Lines of data:
————————
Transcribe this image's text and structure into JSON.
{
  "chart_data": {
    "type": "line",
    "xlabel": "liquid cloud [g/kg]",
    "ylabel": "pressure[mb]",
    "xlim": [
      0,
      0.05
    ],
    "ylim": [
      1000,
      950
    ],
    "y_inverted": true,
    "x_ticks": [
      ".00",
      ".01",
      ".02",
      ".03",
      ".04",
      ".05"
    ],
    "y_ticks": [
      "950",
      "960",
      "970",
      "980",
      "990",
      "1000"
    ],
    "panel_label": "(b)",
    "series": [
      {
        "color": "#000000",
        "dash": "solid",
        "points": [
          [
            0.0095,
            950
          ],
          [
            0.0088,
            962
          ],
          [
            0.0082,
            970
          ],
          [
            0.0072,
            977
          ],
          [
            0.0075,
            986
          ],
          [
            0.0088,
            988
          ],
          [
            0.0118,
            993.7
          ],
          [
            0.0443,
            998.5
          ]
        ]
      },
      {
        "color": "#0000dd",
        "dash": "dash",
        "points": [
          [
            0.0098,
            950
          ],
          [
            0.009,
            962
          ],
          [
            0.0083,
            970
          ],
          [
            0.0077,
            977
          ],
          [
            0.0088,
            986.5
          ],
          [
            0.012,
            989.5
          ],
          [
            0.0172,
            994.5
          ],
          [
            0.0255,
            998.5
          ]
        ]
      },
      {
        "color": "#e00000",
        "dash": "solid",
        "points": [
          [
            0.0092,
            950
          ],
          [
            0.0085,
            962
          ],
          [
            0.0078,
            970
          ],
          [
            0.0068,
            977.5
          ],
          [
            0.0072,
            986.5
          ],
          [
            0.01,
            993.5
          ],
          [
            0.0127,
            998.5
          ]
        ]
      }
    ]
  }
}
————————
- [Objective]: Read the data above. Pull out each line in which the string "color" appears.

- [Solution for this problem]:
        "color": "#000000",
        "color": "#0000dd",
        "color": "#e00000",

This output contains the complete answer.